▶ What is needed:
Your task is to copy every line of the entries that contains "houses".

(A run of records)

------

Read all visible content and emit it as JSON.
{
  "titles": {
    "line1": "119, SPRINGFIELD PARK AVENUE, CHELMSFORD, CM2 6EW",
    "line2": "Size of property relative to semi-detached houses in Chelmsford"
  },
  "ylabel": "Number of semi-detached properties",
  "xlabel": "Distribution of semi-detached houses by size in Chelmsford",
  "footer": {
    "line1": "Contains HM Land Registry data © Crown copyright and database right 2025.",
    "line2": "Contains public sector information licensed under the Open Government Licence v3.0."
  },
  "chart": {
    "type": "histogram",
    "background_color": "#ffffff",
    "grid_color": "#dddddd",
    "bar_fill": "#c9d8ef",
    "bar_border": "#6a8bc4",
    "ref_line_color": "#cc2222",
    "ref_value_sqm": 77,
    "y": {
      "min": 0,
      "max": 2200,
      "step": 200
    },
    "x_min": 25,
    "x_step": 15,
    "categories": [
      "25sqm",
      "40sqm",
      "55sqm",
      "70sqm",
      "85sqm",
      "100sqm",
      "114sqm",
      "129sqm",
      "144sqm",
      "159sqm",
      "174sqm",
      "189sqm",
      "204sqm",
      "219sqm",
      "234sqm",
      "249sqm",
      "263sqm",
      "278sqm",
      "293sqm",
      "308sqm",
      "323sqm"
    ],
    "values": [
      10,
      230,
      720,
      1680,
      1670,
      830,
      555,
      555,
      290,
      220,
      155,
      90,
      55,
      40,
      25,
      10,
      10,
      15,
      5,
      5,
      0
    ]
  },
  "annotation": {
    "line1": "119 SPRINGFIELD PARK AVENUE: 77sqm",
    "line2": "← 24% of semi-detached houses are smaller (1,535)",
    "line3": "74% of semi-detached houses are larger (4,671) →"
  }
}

------

▶ Problem solution:
    "line2": "Size of property relative to semi-detached houses in Chelmsford"
  "xlabel": "Distribution of semi-detached houses by size in Chelmsford",
    "line2": "← 24% of semi-detached houses are smaller (1,535)",
    "line3": "74% of semi-detached houses are larger (4,671) →"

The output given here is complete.